Your job is to retype all of the data word for word, leaving every image out.

____ Records provided

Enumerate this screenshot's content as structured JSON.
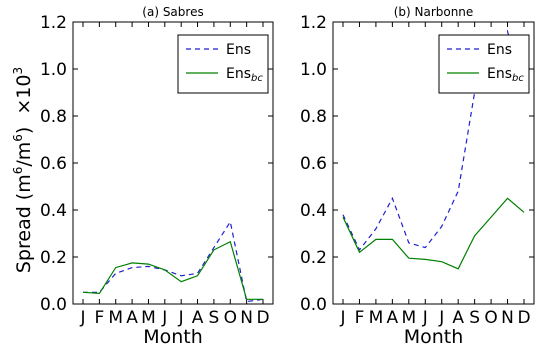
{
  "figure": {
    "ylabel": "Spread (m",
    "ylabel_unit_sup1": "6",
    "ylabel_mid": "/m",
    "ylabel_unit_sup2": "6",
    "ylabel_end": ")",
    "scale_prefix": "×10",
    "scale_exp": "3"
  },
  "chart_data": [
    {
      "type": "line",
      "title": "(a) Sabres",
      "xlabel": "Month",
      "ylabel": "Spread (m6/m6) ×10^3",
      "categories": [
        "J",
        "F",
        "M",
        "A",
        "M",
        "J",
        "J",
        "A",
        "S",
        "O",
        "N",
        "D"
      ],
      "ylim": [
        0,
        1.2
      ],
      "yticks": [
        "0.0",
        "0.2",
        "0.4",
        "0.6",
        "0.8",
        "1.0",
        "1.2"
      ],
      "legend_position": "top-right",
      "series": [
        {
          "name": "Ens",
          "color": "#1f1fcf",
          "style": "dashed",
          "values": [
            0.05,
            0.05,
            0.13,
            0.155,
            0.16,
            0.145,
            0.12,
            0.13,
            0.24,
            0.35,
            0.01,
            0.02
          ]
        },
        {
          "name": "Ens_bc",
          "color": "#008000",
          "style": "solid",
          "values": [
            0.05,
            0.045,
            0.155,
            0.175,
            0.17,
            0.145,
            0.095,
            0.12,
            0.23,
            0.265,
            0.02,
            0.02
          ]
        }
      ]
    },
    {
      "type": "line",
      "title": "(b) Narbonne",
      "xlabel": "Month",
      "ylabel": "",
      "categories": [
        "J",
        "F",
        "M",
        "A",
        "M",
        "J",
        "J",
        "A",
        "S",
        "O",
        "N",
        "D"
      ],
      "ylim": [
        0,
        1.2
      ],
      "yticks": [
        "0.0",
        "0.2",
        "0.4",
        "0.6",
        "0.8",
        "1.0",
        "1.2"
      ],
      "legend_position": "top-right",
      "series": [
        {
          "name": "Ens",
          "color": "#1f1fcf",
          "style": "dashed",
          "values": [
            0.38,
            0.23,
            0.32,
            0.45,
            0.26,
            0.24,
            0.33,
            0.48,
            0.9,
            0.93,
            1.16,
            0.9
          ]
        },
        {
          "name": "Ens_bc",
          "color": "#008000",
          "style": "solid",
          "values": [
            0.37,
            0.22,
            0.275,
            0.275,
            0.195,
            0.19,
            0.18,
            0.15,
            0.29,
            0.37,
            0.45,
            0.39
          ]
        }
      ]
    }
  ]
}
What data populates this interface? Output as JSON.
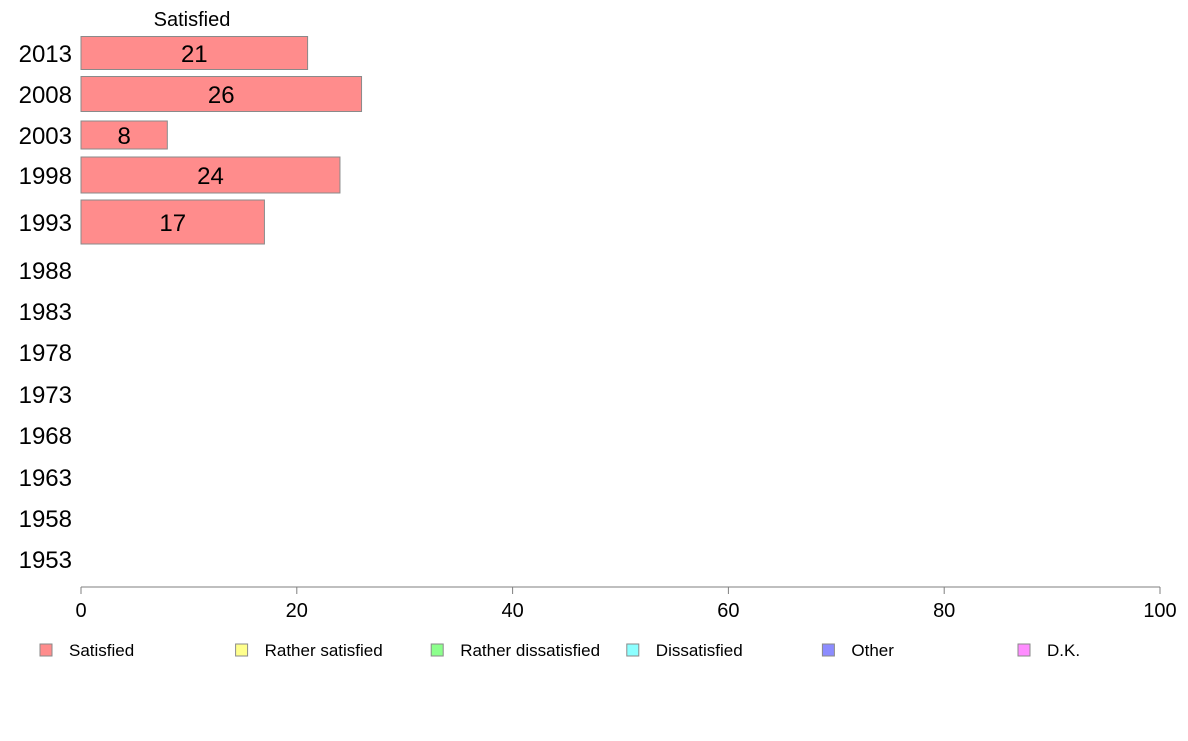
{
  "chart_data": {
    "type": "bar",
    "orientation": "horizontal",
    "stacked": true,
    "categories": [
      "2013",
      "2008",
      "2003",
      "1998",
      "1993",
      "1988",
      "1983",
      "1978",
      "1973",
      "1968",
      "1963",
      "1958",
      "1953"
    ],
    "series": [
      {
        "name": "Satisfied",
        "color": "#ff8c8c",
        "values": [
          21,
          26,
          8,
          24,
          17,
          null,
          null,
          null,
          null,
          null,
          null,
          null,
          null
        ]
      },
      {
        "name": "Rather satisfied",
        "color": "#ffff8c",
        "values": [
          null,
          null,
          null,
          null,
          null,
          null,
          null,
          null,
          null,
          null,
          null,
          null,
          null
        ]
      },
      {
        "name": "Rather dissatisfied",
        "color": "#8cff8c",
        "values": [
          null,
          null,
          null,
          null,
          null,
          null,
          null,
          null,
          null,
          null,
          null,
          null,
          null
        ]
      },
      {
        "name": "Dissatisfied",
        "color": "#8cffff",
        "values": [
          null,
          null,
          null,
          null,
          null,
          null,
          null,
          null,
          null,
          null,
          null,
          null,
          null
        ]
      },
      {
        "name": "Other",
        "color": "#8c8cff",
        "values": [
          null,
          null,
          null,
          null,
          null,
          null,
          null,
          null,
          null,
          null,
          null,
          null,
          null
        ]
      },
      {
        "name": "D.K.",
        "color": "#ff8cff",
        "values": [
          null,
          null,
          null,
          null,
          null,
          null,
          null,
          null,
          null,
          null,
          null,
          null,
          null
        ]
      }
    ],
    "column_header": "Satisfied",
    "xlim": [
      0,
      100
    ],
    "xticks": [
      0,
      20,
      40,
      60,
      80,
      100
    ],
    "grid": false,
    "legend_position": "bottom",
    "title": "",
    "xlabel": "",
    "ylabel": ""
  }
}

________

• _Worked answer_
Enumerate this screenshot's content as structured JSON.
{
  "figure": {
    "ylabel": "Spread (m",
    "ylabel_unit_sup1": "6",
    "ylabel_mid": "/m",
    "ylabel_unit_sup2": "6",
    "ylabel_end": ")",
    "scale_prefix": "×10",
    "scale_exp": "3"
  },
  "chart_data": [
    {
      "type": "line",
      "title": "(a) Sabres",
      "xlabel": "Month",
      "ylabel": "Spread (m6/m6) ×10^3",
      "categories": [
        "J",
        "F",
        "M",
        "A",
        "M",
        "J",
        "J",
        "A",
        "S",
        "O",
        "N",
        "D"
      ],
      "ylim": [
        0,
        1.2
      ],
      "yticks": [
        "0.0",
        "0.2",
        "0.4",
        "0.6",
        "0.8",
        "1.0",
        "1.2"
      ],
      "legend_position": "top-right",
      "series": [
        {
          "name": "Ens",
          "color": "#1f1fcf",
          "style": "dashed",
          "values": [
            0.05,
            0.05,
            0.13,
            0.155,
            0.16,
            0.145,
            0.12,
            0.13,
            0.24,
            0.35,
            0.01,
            0.02
          ]
        },
        {
          "name": "Ens_bc",
          "color": "#008000",
          "style": "solid",
          "values": [
            0.05,
            0.045,
            0.155,
            0.175,
            0.17,
            0.145,
            0.095,
            0.12,
            0.23,
            0.265,
            0.02,
            0.02
          ]
        }
      ]
    },
    {
      "type": "line",
      "title": "(b) Narbonne",
      "xlabel": "Month",
      "ylabel": "",
      "categories": [
        "J",
        "F",
        "M",
        "A",
        "M",
        "J",
        "J",
        "A",
        "S",
        "O",
        "N",
        "D"
      ],
      "ylim": [
        0,
        1.2
      ],
      "yticks": [
        "0.0",
        "0.2",
        "0.4",
        "0.6",
        "0.8",
        "1.0",
        "1.2"
      ],
      "legend_position": "top-right",
      "series": [
        {
          "name": "Ens",
          "color": "#1f1fcf",
          "style": "dashed",
          "values": [
            0.38,
            0.23,
            0.32,
            0.45,
            0.26,
            0.24,
            0.33,
            0.48,
            0.9,
            0.93,
            1.16,
            0.9
          ]
        },
        {
          "name": "Ens_bc",
          "color": "#008000",
          "style": "solid",
          "values": [
            0.37,
            0.22,
            0.275,
            0.275,
            0.195,
            0.19,
            0.18,
            0.15,
            0.29,
            0.37,
            0.45,
            0.39
          ]
        }
      ]
    }
  ]
}
What data populates this interface? Output as JSON.
{
  "chart_data": {
    "type": "bar",
    "orientation": "horizontal",
    "stacked": true,
    "categories": [
      "2013",
      "2008",
      "2003",
      "1998",
      "1993",
      "1988",
      "1983",
      "1978",
      "1973",
      "1968",
      "1963",
      "1958",
      "1953"
    ],
    "series": [
      {
        "name": "Satisfied",
        "color": "#ff8c8c",
        "values": [
          21,
          26,
          8,
          24,
          17,
          null,
          null,
          null,
          null,
          null,
          null,
          null,
          null
        ]
      },
      {
        "name": "Rather satisfied",
        "color": "#ffff8c",
        "values": [
          null,
          null,
          null,
          null,
          null,
          null,
          null,
          null,
          null,
          null,
          null,
          null,
          null
        ]
      },
      {
        "name": "Rather dissatisfied",
        "color": "#8cff8c",
        "values": [
          null,
          null,
          null,
          null,
          null,
          null,
          null,
          null,
          null,
          null,
          null,
          null,
          null
        ]
      },
      {
        "name": "Dissatisfied",
        "color": "#8cffff",
        "values": [
          null,
          null,
          null,
          null,
          null,
          null,
          null,
          null,
          null,
          null,
          null,
          null,
          null
        ]
      },
      {
        "name": "Other",
        "color": "#8c8cff",
        "values": [
          null,
          null,
          null,
          null,
          null,
          null,
          null,
          null,
          null,
          null,
          null,
          null,
          null
        ]
      },
      {
        "name": "D.K.",
        "color": "#ff8cff",
        "values": [
          null,
          null,
          null,
          null,
          null,
          null,
          null,
          null,
          null,
          null,
          null,
          null,
          null
        ]
      }
    ],
    "column_header": "Satisfied",
    "xlim": [
      0,
      100
    ],
    "xticks": [
      0,
      20,
      40,
      60,
      80,
      100
    ],
    "grid": false,
    "legend_position": "bottom",
    "title": "",
    "xlabel": "",
    "ylabel": ""
  }
}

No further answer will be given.